### EXERCISE REQUIREMENTS
Give the number of lines in the records below that include "image", and nothing more.

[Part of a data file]
┏━━
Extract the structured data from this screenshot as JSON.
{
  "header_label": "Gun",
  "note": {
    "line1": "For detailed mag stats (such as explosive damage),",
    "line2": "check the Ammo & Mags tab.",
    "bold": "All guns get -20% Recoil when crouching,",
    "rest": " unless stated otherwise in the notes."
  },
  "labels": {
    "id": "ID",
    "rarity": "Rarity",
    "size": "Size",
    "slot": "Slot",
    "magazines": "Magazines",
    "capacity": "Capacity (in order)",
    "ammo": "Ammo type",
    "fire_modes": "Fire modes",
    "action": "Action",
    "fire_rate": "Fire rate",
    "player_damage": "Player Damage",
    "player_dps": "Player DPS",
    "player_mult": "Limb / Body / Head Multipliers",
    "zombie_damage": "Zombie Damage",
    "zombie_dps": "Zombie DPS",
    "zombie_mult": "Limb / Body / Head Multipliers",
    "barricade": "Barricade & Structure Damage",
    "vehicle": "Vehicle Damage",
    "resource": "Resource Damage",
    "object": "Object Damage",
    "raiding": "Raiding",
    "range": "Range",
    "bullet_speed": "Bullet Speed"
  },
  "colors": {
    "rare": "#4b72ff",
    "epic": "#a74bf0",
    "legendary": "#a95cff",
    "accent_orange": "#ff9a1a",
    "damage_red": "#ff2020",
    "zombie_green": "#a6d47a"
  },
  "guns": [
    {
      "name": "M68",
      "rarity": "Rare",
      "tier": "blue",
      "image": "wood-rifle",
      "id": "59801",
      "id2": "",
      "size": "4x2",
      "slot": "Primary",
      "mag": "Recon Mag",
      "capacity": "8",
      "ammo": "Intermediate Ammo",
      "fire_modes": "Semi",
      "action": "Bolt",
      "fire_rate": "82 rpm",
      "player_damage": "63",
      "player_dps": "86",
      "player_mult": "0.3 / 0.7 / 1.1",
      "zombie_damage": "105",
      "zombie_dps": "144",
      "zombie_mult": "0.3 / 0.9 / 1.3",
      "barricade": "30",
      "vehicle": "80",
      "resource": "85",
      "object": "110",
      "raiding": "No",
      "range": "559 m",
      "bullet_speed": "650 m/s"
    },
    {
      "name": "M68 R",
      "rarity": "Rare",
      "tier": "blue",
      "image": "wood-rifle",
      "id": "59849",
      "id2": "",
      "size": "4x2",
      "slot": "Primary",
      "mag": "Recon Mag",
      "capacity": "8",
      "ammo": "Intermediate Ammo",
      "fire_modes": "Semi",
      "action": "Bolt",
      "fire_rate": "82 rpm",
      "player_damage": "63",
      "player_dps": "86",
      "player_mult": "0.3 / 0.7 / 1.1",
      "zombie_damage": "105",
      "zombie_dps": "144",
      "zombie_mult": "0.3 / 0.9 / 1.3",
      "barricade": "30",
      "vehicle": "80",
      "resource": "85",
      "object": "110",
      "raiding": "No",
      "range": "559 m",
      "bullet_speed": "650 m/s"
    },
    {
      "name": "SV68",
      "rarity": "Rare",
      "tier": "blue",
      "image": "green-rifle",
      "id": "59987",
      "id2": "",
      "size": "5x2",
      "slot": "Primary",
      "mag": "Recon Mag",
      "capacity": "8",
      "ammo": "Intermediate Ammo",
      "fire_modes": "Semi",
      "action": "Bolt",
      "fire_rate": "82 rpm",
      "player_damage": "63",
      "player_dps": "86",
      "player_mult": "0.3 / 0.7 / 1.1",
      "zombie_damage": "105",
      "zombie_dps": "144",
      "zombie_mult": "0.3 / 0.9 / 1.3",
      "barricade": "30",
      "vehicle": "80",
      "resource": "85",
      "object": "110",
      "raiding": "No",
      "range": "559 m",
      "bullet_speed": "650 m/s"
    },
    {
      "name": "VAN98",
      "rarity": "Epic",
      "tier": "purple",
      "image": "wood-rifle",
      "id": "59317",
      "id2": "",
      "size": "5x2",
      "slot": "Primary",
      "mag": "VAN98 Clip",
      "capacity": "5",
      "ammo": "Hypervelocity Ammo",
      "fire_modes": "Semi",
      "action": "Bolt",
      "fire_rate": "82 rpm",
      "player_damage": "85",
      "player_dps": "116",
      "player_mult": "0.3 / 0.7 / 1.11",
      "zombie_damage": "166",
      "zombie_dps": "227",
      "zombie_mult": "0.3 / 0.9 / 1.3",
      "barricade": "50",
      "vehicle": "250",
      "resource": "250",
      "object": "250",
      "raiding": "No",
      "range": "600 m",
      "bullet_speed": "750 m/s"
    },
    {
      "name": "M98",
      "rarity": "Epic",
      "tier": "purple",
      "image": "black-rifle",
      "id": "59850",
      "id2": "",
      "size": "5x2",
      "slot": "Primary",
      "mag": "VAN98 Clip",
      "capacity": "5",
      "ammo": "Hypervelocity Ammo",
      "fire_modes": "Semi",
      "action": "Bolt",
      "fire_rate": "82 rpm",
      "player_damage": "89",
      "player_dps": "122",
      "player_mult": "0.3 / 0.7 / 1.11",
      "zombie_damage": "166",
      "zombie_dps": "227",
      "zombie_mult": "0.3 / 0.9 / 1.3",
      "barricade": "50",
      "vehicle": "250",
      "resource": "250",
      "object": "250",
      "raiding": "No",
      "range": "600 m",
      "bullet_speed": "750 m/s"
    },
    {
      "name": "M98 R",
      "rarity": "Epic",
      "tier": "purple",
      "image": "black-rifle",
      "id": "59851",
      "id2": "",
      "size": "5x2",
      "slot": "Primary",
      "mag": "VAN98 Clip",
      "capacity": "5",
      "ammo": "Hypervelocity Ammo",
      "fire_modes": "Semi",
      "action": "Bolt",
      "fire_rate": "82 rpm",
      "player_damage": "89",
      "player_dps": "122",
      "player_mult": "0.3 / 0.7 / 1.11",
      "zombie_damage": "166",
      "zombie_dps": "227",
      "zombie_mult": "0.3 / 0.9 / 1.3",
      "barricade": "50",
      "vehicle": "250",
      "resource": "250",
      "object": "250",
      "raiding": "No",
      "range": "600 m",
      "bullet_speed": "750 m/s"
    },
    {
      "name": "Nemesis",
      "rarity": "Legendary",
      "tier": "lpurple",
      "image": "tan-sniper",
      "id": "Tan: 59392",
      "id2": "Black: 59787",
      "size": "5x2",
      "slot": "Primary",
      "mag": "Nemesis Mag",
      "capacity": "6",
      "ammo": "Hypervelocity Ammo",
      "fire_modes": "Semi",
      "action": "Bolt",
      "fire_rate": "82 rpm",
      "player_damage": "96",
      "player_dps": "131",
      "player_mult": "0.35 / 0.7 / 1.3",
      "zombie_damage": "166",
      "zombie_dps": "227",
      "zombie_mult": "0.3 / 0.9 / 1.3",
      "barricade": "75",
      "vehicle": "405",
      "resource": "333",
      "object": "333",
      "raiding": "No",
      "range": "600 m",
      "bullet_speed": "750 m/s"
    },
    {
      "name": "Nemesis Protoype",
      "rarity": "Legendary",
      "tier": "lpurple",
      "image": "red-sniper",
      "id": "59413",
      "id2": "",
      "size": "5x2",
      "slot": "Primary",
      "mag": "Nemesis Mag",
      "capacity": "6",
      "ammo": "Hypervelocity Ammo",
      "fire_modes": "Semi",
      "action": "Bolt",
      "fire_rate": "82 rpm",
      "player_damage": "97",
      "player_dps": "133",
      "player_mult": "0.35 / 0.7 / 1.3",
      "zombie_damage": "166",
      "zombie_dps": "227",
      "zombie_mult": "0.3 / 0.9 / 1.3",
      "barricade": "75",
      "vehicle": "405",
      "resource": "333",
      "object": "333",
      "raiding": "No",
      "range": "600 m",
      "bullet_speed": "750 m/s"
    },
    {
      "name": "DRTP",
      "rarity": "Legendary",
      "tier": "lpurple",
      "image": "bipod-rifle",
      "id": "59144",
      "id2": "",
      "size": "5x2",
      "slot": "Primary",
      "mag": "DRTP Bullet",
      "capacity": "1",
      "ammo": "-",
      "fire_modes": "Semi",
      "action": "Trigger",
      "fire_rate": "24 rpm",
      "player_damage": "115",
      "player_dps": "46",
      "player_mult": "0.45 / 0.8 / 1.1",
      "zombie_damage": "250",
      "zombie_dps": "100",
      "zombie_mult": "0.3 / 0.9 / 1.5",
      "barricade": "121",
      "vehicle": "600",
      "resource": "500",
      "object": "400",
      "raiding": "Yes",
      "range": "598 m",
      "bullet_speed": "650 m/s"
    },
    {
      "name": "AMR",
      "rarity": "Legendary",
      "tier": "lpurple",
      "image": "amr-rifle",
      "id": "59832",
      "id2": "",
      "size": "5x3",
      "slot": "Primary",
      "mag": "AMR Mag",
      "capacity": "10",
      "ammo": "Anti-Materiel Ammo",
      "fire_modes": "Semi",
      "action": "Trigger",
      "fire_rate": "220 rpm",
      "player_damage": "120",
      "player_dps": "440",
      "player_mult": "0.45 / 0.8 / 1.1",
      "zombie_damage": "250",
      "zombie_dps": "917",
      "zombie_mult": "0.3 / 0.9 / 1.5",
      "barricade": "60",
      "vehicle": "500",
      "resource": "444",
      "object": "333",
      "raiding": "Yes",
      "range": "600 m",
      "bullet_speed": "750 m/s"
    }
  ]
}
┗━━
### IN RESPONSE
10